* [Job]:
Return all of the data exactly as written, without the pictures.
[start Source records]
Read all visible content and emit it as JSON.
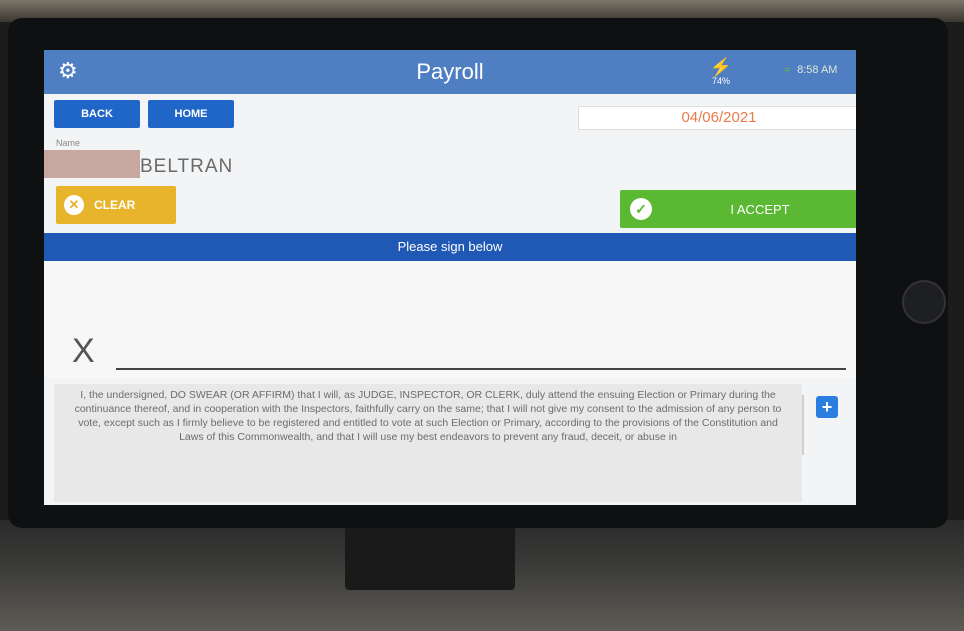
{
  "header": {
    "title": "Payroll",
    "battery": "74%",
    "time": "8:58 AM"
  },
  "nav": {
    "back_label": "BACK",
    "home_label": "HOME"
  },
  "date": "04/06/2021",
  "name": {
    "label": "Name",
    "value": "BELTRAN"
  },
  "actions": {
    "clear_label": "CLEAR",
    "accept_label": "I ACCEPT"
  },
  "signature": {
    "prompt": "Please sign below",
    "x_mark": "X"
  },
  "oath_text": "I, the undersigned, DO SWEAR (OR AFFIRM) that I will, as JUDGE, INSPECTOR, OR CLERK, duly attend the ensuing Election or Primary during the continuance thereof, and in cooperation with the Inspectors, faithfully carry on the same; that I will not give my consent to the admission of any person to vote, except such as I firmly believe to be registered and entitled to vote at such Election or Primary, according to the provisions of the Constitution and Laws of this Commonwealth, and that I will use my best endeavors to prevent any fraud, deceit, or abuse in",
  "colors": {
    "header_blue": "#4f7ec3",
    "button_blue": "#1f66c8",
    "clear_yellow": "#e8b42b",
    "accept_green": "#5ab832",
    "date_orange": "#e87b4a"
  }
}
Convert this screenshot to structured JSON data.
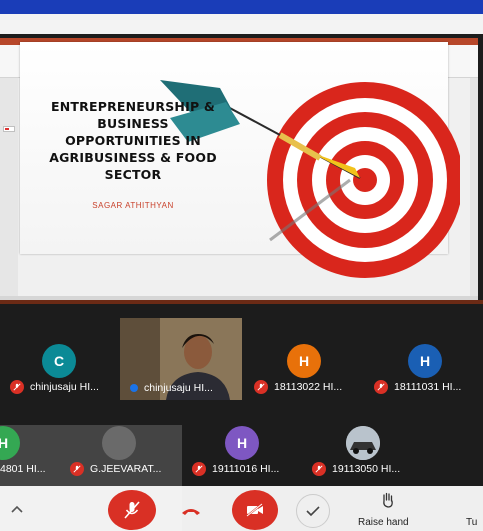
{
  "slide": {
    "title_lines": [
      "ENTREPRENEURSHIP &",
      "BUSINESS",
      "OPPORTUNITIES IN",
      "AGRIBUSINESS & FOOD",
      "SECTOR"
    ],
    "author": "SAGAR ATHITHYAN"
  },
  "participants": [
    {
      "initial": "C",
      "name": "chinjusaju HI...",
      "color": "#0b8a96"
    },
    {
      "initial": "",
      "name": "chinjusaju HI...",
      "color": ""
    },
    {
      "initial": "H",
      "name": "18113022 HI...",
      "color": "#e8710a"
    },
    {
      "initial": "H",
      "name": "18111031 HI...",
      "color": "#1a5fb4"
    },
    {
      "initial": "H",
      "name": "4801 HI...",
      "color": "#34a853"
    },
    {
      "initial": "",
      "name": "G.JEEVARAT...",
      "color": ""
    },
    {
      "initial": "H",
      "name": "19111016 HI...",
      "color": "#7e57c2"
    },
    {
      "initial": "",
      "name": "19113050 HI...",
      "color": ""
    }
  ],
  "controls": {
    "raise_hand": "Raise hand",
    "more": "Tu"
  },
  "colors": {
    "mic_off": "#d93025",
    "meet_background": "#1c1c1c",
    "accent": "#1a3db8"
  },
  "icons": [
    "mic-off-icon",
    "hangup-icon",
    "camera-off-icon",
    "check-icon",
    "raise-hand-icon",
    "chevron-up-icon",
    "dart-target-icon"
  ]
}
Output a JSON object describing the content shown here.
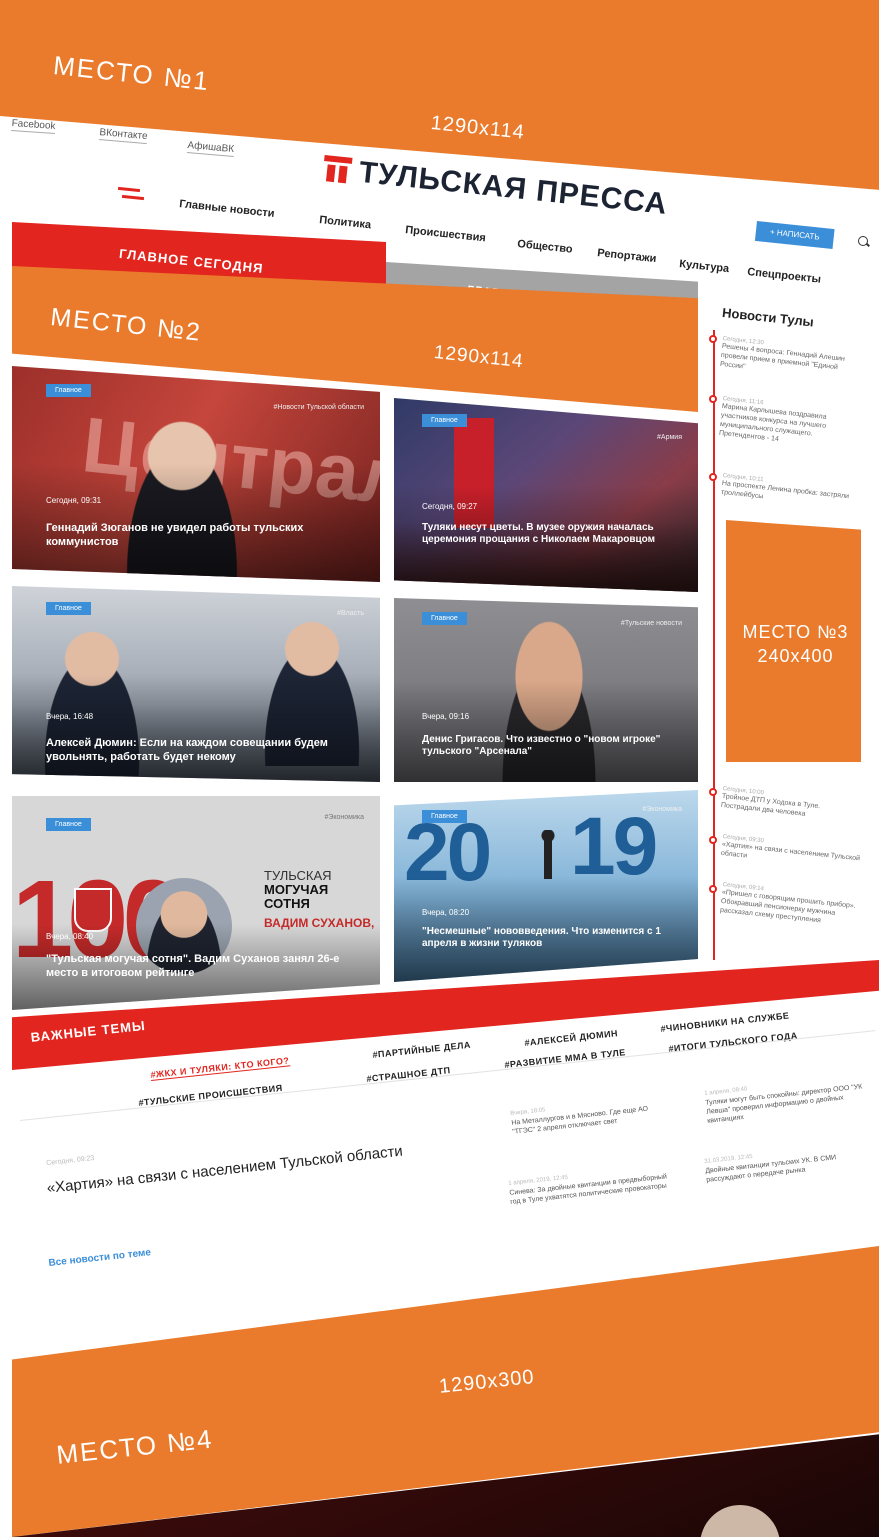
{
  "place1": {
    "title": "МЕСТО №1",
    "size": "1290x114"
  },
  "social": [
    "Facebook",
    "ВКонтакте",
    "АфишаВК"
  ],
  "logo": {
    "text": "ТУЛЬСКАЯ ПРЕССА"
  },
  "write_button": "+ НАПИСАТЬ",
  "nav": [
    "Главные новости",
    "Политика",
    "Происшествия",
    "Общество",
    "Репортажи",
    "Культура",
    "Спецпроекты"
  ],
  "tabs": [
    "ГЛАВНОЕ СЕГОДНЯ",
    "ГЛАВНОЕ ЗА НЕДЕЛЮ"
  ],
  "place2": {
    "title": "МЕСТО №2",
    "size": "1290x114"
  },
  "sidebar": {
    "title": "Новости Тулы",
    "items": [
      {
        "time": "Сегодня, 12:30",
        "text": "Решены 4 вопроса: Геннадий Алешин провели прием в приемной \"Единой России\""
      },
      {
        "time": "Сегодня, 11:16",
        "text": "Марина Карлышева поздравила участников конкурса на лучшего муниципального служащего. Претендентов - 14"
      },
      {
        "time": "Сегодня, 10:11",
        "text": "На проспекте Ленина пробка: застряли троллейбусы"
      },
      {
        "time": "Сегодня, 10:00",
        "text": "Тройное ДТП у Ходока в Туле. Пострадали два человека"
      },
      {
        "time": "Сегодня, 09:30",
        "text": "«Хартия» на связи с населением Тульской области"
      },
      {
        "time": "Сегодня, 09:14",
        "text": "«Пришел с говорящим прошить прибор». Обокравший пенсионерку мужчина рассказал схему преступления"
      }
    ]
  },
  "place3": {
    "title": "МЕСТО №3",
    "size": "240x400"
  },
  "cards": [
    {
      "badge": "Главное",
      "tag": "#Новости Тульской области",
      "time": "Сегодня, 09:31",
      "title": "Геннадий Зюганов не увидел работы тульских коммунистов"
    },
    {
      "badge": "Главное",
      "tag": "#Армия",
      "time": "Сегодня, 09:27",
      "title": "Туляки несут цветы. В музее оружия началась церемония прощания с Николаем Макаровцом"
    },
    {
      "badge": "Главное",
      "tag": "#Власть",
      "time": "Вчера, 16:48",
      "title": "Алексей Дюмин: Если на каждом совещании будем увольнять, работать будет некому"
    },
    {
      "badge": "Главное",
      "tag": "#Тульские новости",
      "time": "Вчера, 09:16",
      "title": "Денис Григасов. Что известно о \"новом игроке\" тульского \"Арсенала\""
    },
    {
      "badge": "Главное",
      "tag": "#Экономика",
      "time": "Вчера, 08:40",
      "title": "\"Тульская могучая сотня\". Вадим Суханов занял 26-е место в итоговом рейтинге"
    },
    {
      "badge": "Главное",
      "tag": "#Экономика",
      "time": "Вчера, 08:20",
      "title": "\"Несмешные\" нововведения. Что изменится с 1 апреля в жизни туляков"
    }
  ],
  "card_art": {
    "zyuganov_bg_text": "Централ",
    "sotnya": {
      "number": "100",
      "l1": "ТУЛЬСКАЯ",
      "l2": "МОГУЧАЯ",
      "l3": "СОТНЯ",
      "name": "ВАДИМ СУХАНОВ,"
    },
    "year": [
      "20",
      "19"
    ]
  },
  "important": {
    "title": "ВАЖНЫЕ ТЕМЫ",
    "topics": [
      "#ЖКХ И ТУЛЯКИ: КТО КОГО?",
      "#ПАРТИЙНЫЕ ДЕЛА",
      "#АЛЕКСЕЙ ДЮМИН",
      "#ЧИНОВНИКИ НА СЛУЖБЕ",
      "#ТУЛЬСКИЕ ПРОИСШЕСТВИЯ",
      "#СТРАШНОЕ ДТП",
      "#РАЗВИТИЕ ММА В ТУЛЕ",
      "#ИТОГИ ТУЛЬСКОГО ГОДА"
    ],
    "main_time": "Сегодня, 09:23",
    "main_title": "«Хартия» на связи с населением Тульской области",
    "side": [
      {
        "time": "Вчера, 18:05",
        "text": "На Металлургов и в Мясново. Где еще АО \"ТГЭС\" 2 апреля отключает свет"
      },
      {
        "time": "1 апреля, 08:40",
        "text": "Туляки могут быть спокойны: директор ООО \"УК Левша\" проверил информацию о двойных квитанциях"
      },
      {
        "time": "1 апреля, 2019, 12:45",
        "text": "Синева: За двойные квитанции в предвыборный год в Туле ухватятся политические провокаторы"
      },
      {
        "time": "31.03.2019, 12:45",
        "text": "Двойные квитанции тульских УК. В СМИ рассуждают о передаче рынка"
      }
    ],
    "all_news": "Все новости по теме"
  },
  "place4": {
    "title": "МЕСТО №4",
    "size": "1290x300"
  }
}
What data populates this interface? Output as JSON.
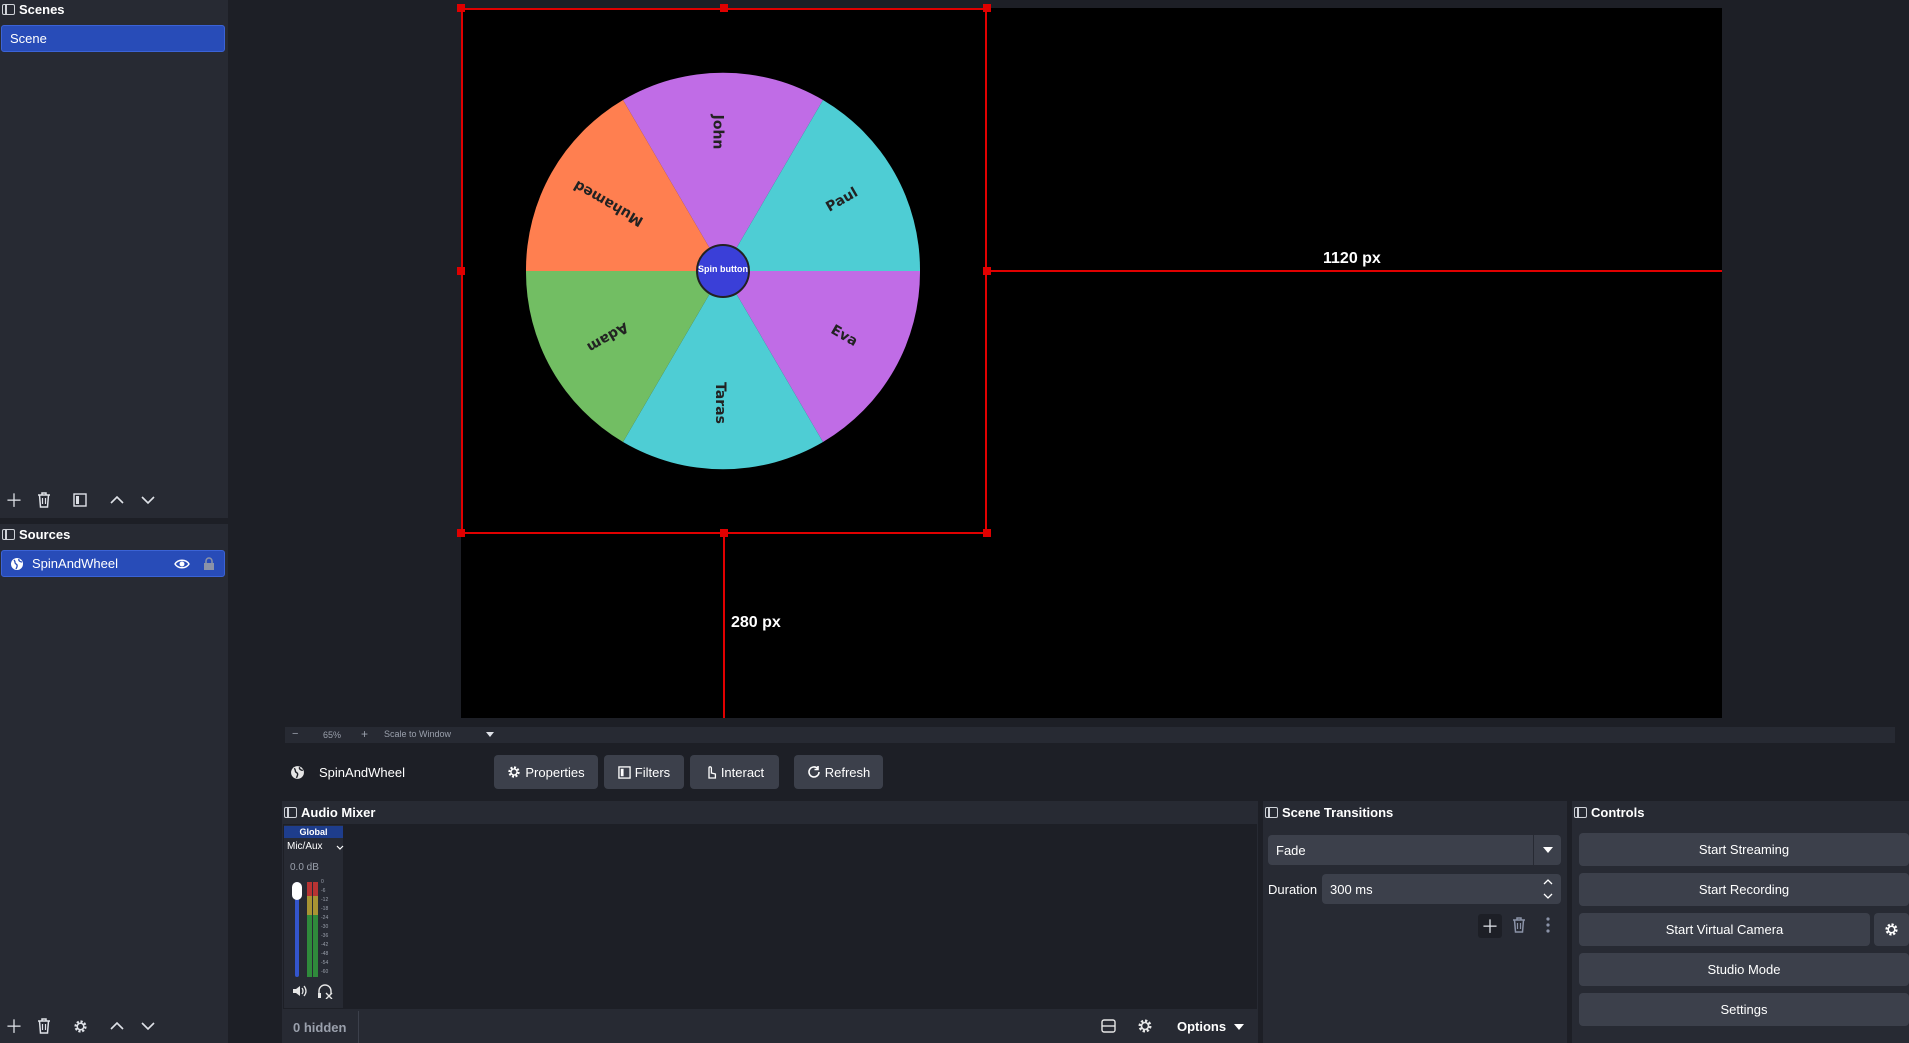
[end Source records]
* [Right answer]:
Read all visible content and emit it as JSON.
{
  "header": {
    "title": "Payroll",
    "battery": "74%",
    "time": "8:58 AM"
  },
  "nav": {
    "back_label": "BACK",
    "home_label": "HOME"
  },
  "date": "04/06/2021",
  "name": {
    "label": "Name",
    "value": "BELTRAN"
  },
  "actions": {
    "clear_label": "CLEAR",
    "accept_label": "I ACCEPT"
  },
  "signature": {
    "prompt": "Please sign below",
    "x_mark": "X"
  },
  "oath_text": "I, the undersigned, DO SWEAR (OR AFFIRM) that I will, as JUDGE, INSPECTOR, OR CLERK, duly attend the ensuing Election or Primary during the continuance thereof, and in cooperation with the Inspectors, faithfully carry on the same; that I will not give my consent to the admission of any person to vote, except such as I firmly believe to be registered and entitled to vote at such Election or Primary, according to the provisions of the Constitution and Laws of this Commonwealth, and that I will use my best endeavors to prevent any fraud, deceit, or abuse in",
  "colors": {
    "header_blue": "#4f7ec3",
    "button_blue": "#1f66c8",
    "clear_yellow": "#e8b42b",
    "accept_green": "#5ab832",
    "date_orange": "#e87b4a"
  }
}
Convert this screenshot to structured JSON data.
{
  "slide": {
    "title_lines": [
      "ENTREPRENEURSHIP &",
      "BUSINESS",
      "OPPORTUNITIES IN",
      "AGRIBUSINESS & FOOD",
      "SECTOR"
    ],
    "author": "SAGAR ATHITHYAN"
  },
  "participants": [
    {
      "initial": "C",
      "name": "chinjusaju HI...",
      "color": "#0b8a96"
    },
    {
      "initial": "",
      "name": "chinjusaju HI...",
      "color": ""
    },
    {
      "initial": "H",
      "name": "18113022 HI...",
      "color": "#e8710a"
    },
    {
      "initial": "H",
      "name": "18111031 HI...",
      "color": "#1a5fb4"
    },
    {
      "initial": "H",
      "name": "4801 HI...",
      "color": "#34a853"
    },
    {
      "initial": "",
      "name": "G.JEEVARAT...",
      "color": ""
    },
    {
      "initial": "H",
      "name": "19111016 HI...",
      "color": "#7e57c2"
    },
    {
      "initial": "",
      "name": "19113050 HI...",
      "color": ""
    }
  ],
  "controls": {
    "raise_hand": "Raise hand",
    "more": "Tu"
  },
  "colors": {
    "mic_off": "#d93025",
    "meet_background": "#1c1c1c",
    "accent": "#1a3db8"
  },
  "icons": [
    "mic-off-icon",
    "hangup-icon",
    "camera-off-icon",
    "check-icon",
    "raise-hand-icon",
    "chevron-up-icon",
    "dart-target-icon"
  ]
}
Output a JSON object describing the content shown here.
{
  "place1": {
    "title": "МЕСТО №1",
    "size": "1290x114"
  },
  "social": [
    "Facebook",
    "ВКонтакте",
    "АфишаВК"
  ],
  "logo": {
    "text": "ТУЛЬСКАЯ ПРЕССА"
  },
  "write_button": "+ НАПИСАТЬ",
  "nav": [
    "Главные новости",
    "Политика",
    "Происшествия",
    "Общество",
    "Репортажи",
    "Культура",
    "Спецпроекты"
  ],
  "tabs": [
    "ГЛАВНОЕ СЕГОДНЯ",
    "ГЛАВНОЕ ЗА НЕДЕЛЮ"
  ],
  "place2": {
    "title": "МЕСТО №2",
    "size": "1290x114"
  },
  "sidebar": {
    "title": "Новости Тулы",
    "items": [
      {
        "time": "Сегодня, 12:30",
        "text": "Решены 4 вопроса: Геннадий Алешин провели прием в приемной \"Единой России\""
      },
      {
        "time": "Сегодня, 11:16",
        "text": "Марина Карлышева поздравила участников конкурса на лучшего муниципального служащего. Претендентов - 14"
      },
      {
        "time": "Сегодня, 10:11",
        "text": "На проспекте Ленина пробка: застряли троллейбусы"
      },
      {
        "time": "Сегодня, 10:00",
        "text": "Тройное ДТП у Ходока в Туле. Пострадали два человека"
      },
      {
        "time": "Сегодня, 09:30",
        "text": "«Хартия» на связи с населением Тульской области"
      },
      {
        "time": "Сегодня, 09:14",
        "text": "«Пришел с говорящим прошить прибор». Обокравший пенсионерку мужчина рассказал схему преступления"
      }
    ]
  },
  "place3": {
    "title": "МЕСТО №3",
    "size": "240x400"
  },
  "cards": [
    {
      "badge": "Главное",
      "tag": "#Новости Тульской области",
      "time": "Сегодня, 09:31",
      "title": "Геннадий Зюганов не увидел работы тульских коммунистов"
    },
    {
      "badge": "Главное",
      "tag": "#Армия",
      "time": "Сегодня, 09:27",
      "title": "Туляки несут цветы. В музее оружия началась церемония прощания с Николаем Макаровцом"
    },
    {
      "badge": "Главное",
      "tag": "#Власть",
      "time": "Вчера, 16:48",
      "title": "Алексей Дюмин: Если на каждом совещании будем увольнять, работать будет некому"
    },
    {
      "badge": "Главное",
      "tag": "#Тульские новости",
      "time": "Вчера, 09:16",
      "title": "Денис Григасов. Что известно о \"новом игроке\" тульского \"Арсенала\""
    },
    {
      "badge": "Главное",
      "tag": "#Экономика",
      "time": "Вчера, 08:40",
      "title": "\"Тульская могучая сотня\". Вадим Суханов занял 26-е место в итоговом рейтинге"
    },
    {
      "badge": "Главное",
      "tag": "#Экономика",
      "time": "Вчера, 08:20",
      "title": "\"Несмешные\" нововведения. Что изменится с 1 апреля в жизни туляков"
    }
  ],
  "card_art": {
    "zyuganov_bg_text": "Централ",
    "sotnya": {
      "number": "100",
      "l1": "ТУЛЬСКАЯ",
      "l2": "МОГУЧАЯ",
      "l3": "СОТНЯ",
      "name": "ВАДИМ СУХАНОВ,"
    },
    "year": [
      "20",
      "19"
    ]
  },
  "important": {
    "title": "ВАЖНЫЕ ТЕМЫ",
    "topics": [
      "#ЖКХ И ТУЛЯКИ: КТО КОГО?",
      "#ПАРТИЙНЫЕ ДЕЛА",
      "#АЛЕКСЕЙ ДЮМИН",
      "#ЧИНОВНИКИ НА СЛУЖБЕ",
      "#ТУЛЬСКИЕ ПРОИСШЕСТВИЯ",
      "#СТРАШНОЕ ДТП",
      "#РАЗВИТИЕ ММА В ТУЛЕ",
      "#ИТОГИ ТУЛЬСКОГО ГОДА"
    ],
    "main_time": "Сегодня, 09:23",
    "main_title": "«Хартия» на связи с населением Тульской области",
    "side": [
      {
        "time": "Вчера, 18:05",
        "text": "На Металлургов и в Мясново. Где еще АО \"ТГЭС\" 2 апреля отключает свет"
      },
      {
        "time": "1 апреля, 08:40",
        "text": "Туляки могут быть спокойны: директор ООО \"УК Левша\" проверил информацию о двойных квитанциях"
      },
      {
        "time": "1 апреля, 2019, 12:45",
        "text": "Синева: За двойные квитанции в предвыборный год в Туле ухватятся политические провокаторы"
      },
      {
        "time": "31.03.2019, 12:45",
        "text": "Двойные квитанции тульских УК. В СМИ рассуждают о передаче рынка"
      }
    ],
    "all_news": "Все новости по теме"
  },
  "place4": {
    "title": "МЕСТО №4",
    "size": "1290x300"
  }
}
What data populates this interface? Output as JSON.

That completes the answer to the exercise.